## CHALLENGE
Reproduce every line of the records below word for word, changing nothing.

Spatial annotation records
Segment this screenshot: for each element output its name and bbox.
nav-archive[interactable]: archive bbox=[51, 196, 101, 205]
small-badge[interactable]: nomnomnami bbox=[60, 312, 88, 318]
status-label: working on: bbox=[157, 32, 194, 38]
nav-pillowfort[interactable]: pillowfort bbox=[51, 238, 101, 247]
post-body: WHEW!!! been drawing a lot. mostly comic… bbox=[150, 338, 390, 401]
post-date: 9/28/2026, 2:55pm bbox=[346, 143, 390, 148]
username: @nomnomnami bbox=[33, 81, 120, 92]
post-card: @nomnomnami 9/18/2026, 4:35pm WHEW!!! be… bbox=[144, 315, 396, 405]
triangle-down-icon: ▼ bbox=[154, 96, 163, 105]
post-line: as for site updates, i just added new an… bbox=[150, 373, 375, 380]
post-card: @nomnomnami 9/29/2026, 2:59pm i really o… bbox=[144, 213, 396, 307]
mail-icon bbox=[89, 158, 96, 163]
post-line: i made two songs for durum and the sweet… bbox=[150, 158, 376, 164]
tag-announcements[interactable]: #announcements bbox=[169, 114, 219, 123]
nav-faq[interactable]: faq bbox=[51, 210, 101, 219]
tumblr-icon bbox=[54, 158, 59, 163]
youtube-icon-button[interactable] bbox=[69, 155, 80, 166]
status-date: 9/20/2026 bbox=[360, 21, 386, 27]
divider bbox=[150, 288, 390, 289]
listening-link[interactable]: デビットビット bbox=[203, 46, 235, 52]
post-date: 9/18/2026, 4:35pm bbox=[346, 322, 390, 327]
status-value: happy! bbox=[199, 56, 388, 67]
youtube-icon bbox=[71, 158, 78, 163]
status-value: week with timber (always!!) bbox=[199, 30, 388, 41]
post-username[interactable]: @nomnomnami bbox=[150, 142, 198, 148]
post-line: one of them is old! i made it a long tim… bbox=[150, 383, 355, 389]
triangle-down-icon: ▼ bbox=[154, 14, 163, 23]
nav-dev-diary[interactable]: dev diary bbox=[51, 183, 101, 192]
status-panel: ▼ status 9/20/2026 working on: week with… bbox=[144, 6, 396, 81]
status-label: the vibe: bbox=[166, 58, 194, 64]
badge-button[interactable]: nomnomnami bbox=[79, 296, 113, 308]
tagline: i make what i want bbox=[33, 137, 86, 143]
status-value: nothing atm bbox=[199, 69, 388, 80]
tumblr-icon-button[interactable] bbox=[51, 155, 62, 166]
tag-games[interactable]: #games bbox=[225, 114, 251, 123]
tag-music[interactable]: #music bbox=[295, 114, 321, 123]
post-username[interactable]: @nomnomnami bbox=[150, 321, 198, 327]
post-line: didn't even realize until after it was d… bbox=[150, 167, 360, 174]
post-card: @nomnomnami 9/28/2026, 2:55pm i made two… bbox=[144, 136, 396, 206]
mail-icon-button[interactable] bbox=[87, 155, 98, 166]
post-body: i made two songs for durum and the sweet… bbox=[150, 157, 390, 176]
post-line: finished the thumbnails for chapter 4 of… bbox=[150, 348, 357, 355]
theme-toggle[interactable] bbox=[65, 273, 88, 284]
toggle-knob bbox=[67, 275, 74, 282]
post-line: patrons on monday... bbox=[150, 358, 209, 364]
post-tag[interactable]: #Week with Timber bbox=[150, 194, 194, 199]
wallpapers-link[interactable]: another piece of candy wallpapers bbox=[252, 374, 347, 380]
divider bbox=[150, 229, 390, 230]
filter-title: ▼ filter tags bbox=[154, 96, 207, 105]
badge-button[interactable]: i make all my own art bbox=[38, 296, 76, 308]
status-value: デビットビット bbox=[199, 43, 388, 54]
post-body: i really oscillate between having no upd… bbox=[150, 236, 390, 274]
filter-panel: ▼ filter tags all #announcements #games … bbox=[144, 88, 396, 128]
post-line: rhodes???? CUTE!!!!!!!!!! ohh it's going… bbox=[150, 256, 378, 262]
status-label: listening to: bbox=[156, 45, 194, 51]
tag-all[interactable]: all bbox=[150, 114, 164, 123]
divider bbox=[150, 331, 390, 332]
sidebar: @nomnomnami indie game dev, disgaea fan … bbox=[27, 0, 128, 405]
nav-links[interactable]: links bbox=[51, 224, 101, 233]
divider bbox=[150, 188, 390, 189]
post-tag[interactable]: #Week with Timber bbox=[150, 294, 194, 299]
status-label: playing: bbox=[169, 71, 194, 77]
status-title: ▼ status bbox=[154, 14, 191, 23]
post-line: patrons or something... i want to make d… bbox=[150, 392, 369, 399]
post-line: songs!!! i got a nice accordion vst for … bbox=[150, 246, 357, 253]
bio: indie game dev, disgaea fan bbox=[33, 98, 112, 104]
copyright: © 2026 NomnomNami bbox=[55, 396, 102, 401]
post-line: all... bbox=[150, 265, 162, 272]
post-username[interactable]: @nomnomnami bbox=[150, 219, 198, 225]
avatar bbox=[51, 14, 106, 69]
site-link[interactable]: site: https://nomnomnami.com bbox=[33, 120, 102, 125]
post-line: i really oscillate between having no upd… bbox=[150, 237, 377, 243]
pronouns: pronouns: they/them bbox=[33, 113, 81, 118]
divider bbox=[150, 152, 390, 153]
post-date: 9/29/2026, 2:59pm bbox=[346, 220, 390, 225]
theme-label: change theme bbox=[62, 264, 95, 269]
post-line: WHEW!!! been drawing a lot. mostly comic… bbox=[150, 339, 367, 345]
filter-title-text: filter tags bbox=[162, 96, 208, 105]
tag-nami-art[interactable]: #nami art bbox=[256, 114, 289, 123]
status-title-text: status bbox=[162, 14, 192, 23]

## ANSWER TO THE EXERCISE
Segment this screenshot: for each element output its name and bbox.
nav-archive[interactable]: archive bbox=[51, 196, 101, 205]
small-badge[interactable]: nomnomnami bbox=[60, 312, 88, 318]
status-label: working on: bbox=[157, 32, 194, 38]
nav-pillowfort[interactable]: pillowfort bbox=[51, 238, 101, 247]
post-body: WHEW!!! been drawing a lot. mostly comic… bbox=[150, 338, 390, 401]
post-date: 9/28/2026, 2:55pm bbox=[346, 143, 390, 148]
username: @nomnomnami bbox=[33, 81, 120, 92]
post-card: @nomnomnami 9/18/2026, 4:35pm WHEW!!! be… bbox=[144, 315, 396, 405]
triangle-down-icon: ▼ bbox=[154, 96, 163, 105]
post-line: as for site updates, i just added new an… bbox=[150, 373, 375, 380]
post-card: @nomnomnami 9/29/2026, 2:59pm i really o… bbox=[144, 213, 396, 307]
mail-icon bbox=[89, 158, 96, 163]
post-line: i made two songs for durum and the sweet… bbox=[150, 158, 376, 164]
tag-announcements[interactable]: #announcements bbox=[169, 114, 219, 123]
nav-faq[interactable]: faq bbox=[51, 210, 101, 219]
tumblr-icon bbox=[54, 158, 59, 163]
youtube-icon-button[interactable] bbox=[69, 155, 80, 166]
status-date: 9/20/2026 bbox=[360, 21, 386, 27]
divider bbox=[150, 288, 390, 289]
listening-link[interactable]: デビットビット bbox=[203, 46, 235, 52]
post-date: 9/18/2026, 4:35pm bbox=[346, 322, 390, 327]
status-value: happy! bbox=[199, 56, 388, 67]
youtube-icon bbox=[71, 158, 78, 163]
status-value: week with timber (always!!) bbox=[199, 30, 388, 41]
post-username[interactable]: @nomnomnami bbox=[150, 142, 198, 148]
post-line: one of them is old! i made it a long tim… bbox=[150, 383, 355, 389]
triangle-down-icon: ▼ bbox=[154, 14, 163, 23]
nav-dev-diary[interactable]: dev diary bbox=[51, 183, 101, 192]
status-panel: ▼ status 9/20/2026 working on: week with… bbox=[144, 6, 396, 81]
status-label: the vibe: bbox=[166, 58, 194, 64]
badge-button[interactable]: nomnomnami bbox=[79, 296, 113, 308]
tagline: i make what i want bbox=[33, 137, 86, 143]
status-value: nothing atm bbox=[199, 69, 388, 80]
tumblr-icon-button[interactable] bbox=[51, 155, 62, 166]
tag-games[interactable]: #games bbox=[225, 114, 251, 123]
tag-music[interactable]: #music bbox=[295, 114, 321, 123]
post-username[interactable]: @nomnomnami bbox=[150, 321, 198, 327]
post-line: didn't even realize until after it was d… bbox=[150, 167, 360, 174]
post-card: @nomnomnami 9/28/2026, 2:55pm i made two… bbox=[144, 136, 396, 206]
mail-icon-button[interactable] bbox=[87, 155, 98, 166]
post-body: i made two songs for durum and the sweet… bbox=[150, 157, 390, 176]
post-line: finished the thumbnails for chapter 4 of… bbox=[150, 348, 357, 355]
theme-toggle[interactable] bbox=[65, 273, 88, 284]
toggle-knob bbox=[67, 275, 74, 282]
post-line: patrons on monday... bbox=[150, 358, 209, 364]
post-tag[interactable]: #Week with Timber bbox=[150, 194, 194, 199]
wallpapers-link[interactable]: another piece of candy wallpapers bbox=[252, 374, 347, 380]
divider bbox=[150, 229, 390, 230]
filter-title: ▼ filter tags bbox=[154, 96, 207, 105]
badge-button[interactable]: i make all my own art bbox=[38, 296, 76, 308]
status-value: デビットビット bbox=[199, 43, 388, 54]
post-body: i really oscillate between having no upd… bbox=[150, 236, 390, 274]
filter-panel: ▼ filter tags all #announcements #games … bbox=[144, 88, 396, 128]
post-line: rhodes???? CUTE!!!!!!!!!! ohh it's going… bbox=[150, 256, 378, 262]
status-label: listening to: bbox=[156, 45, 194, 51]
tag-all[interactable]: all bbox=[150, 114, 164, 123]
divider bbox=[150, 331, 390, 332]
sidebar: @nomnomnami indie game dev, disgaea fan … bbox=[27, 0, 128, 405]
nav-links[interactable]: links bbox=[51, 224, 101, 233]
divider bbox=[150, 188, 390, 189]
post-tag[interactable]: #Week with Timber bbox=[150, 294, 194, 299]
status-label: playing: bbox=[169, 71, 194, 77]
status-title: ▼ status bbox=[154, 14, 191, 23]
post-line: patrons or something... i want to make d… bbox=[150, 392, 369, 399]
post-line: songs!!! i got a nice accordion vst for … bbox=[150, 246, 357, 253]
bio: indie game dev, disgaea fan bbox=[33, 98, 112, 104]
copyright: © 2026 NomnomNami bbox=[55, 396, 102, 401]
post-line: all... bbox=[150, 265, 162, 272]
post-username[interactable]: @nomnomnami bbox=[150, 219, 198, 225]
avatar bbox=[51, 14, 106, 69]
site-link[interactable]: site: https://nomnomnami.com bbox=[33, 120, 102, 125]
post-line: i really oscillate between having no upd… bbox=[150, 237, 377, 243]
pronouns: pronouns: they/them bbox=[33, 113, 81, 118]
divider bbox=[150, 152, 390, 153]
post-date: 9/29/2026, 2:59pm bbox=[346, 220, 390, 225]
theme-label: change theme bbox=[62, 264, 95, 269]
post-line: WHEW!!! been drawing a lot. mostly comic… bbox=[150, 339, 367, 345]
filter-title-text: filter tags bbox=[162, 96, 208, 105]
tag-nami-art[interactable]: #nami art bbox=[256, 114, 289, 123]
status-title-text: status bbox=[162, 14, 192, 23]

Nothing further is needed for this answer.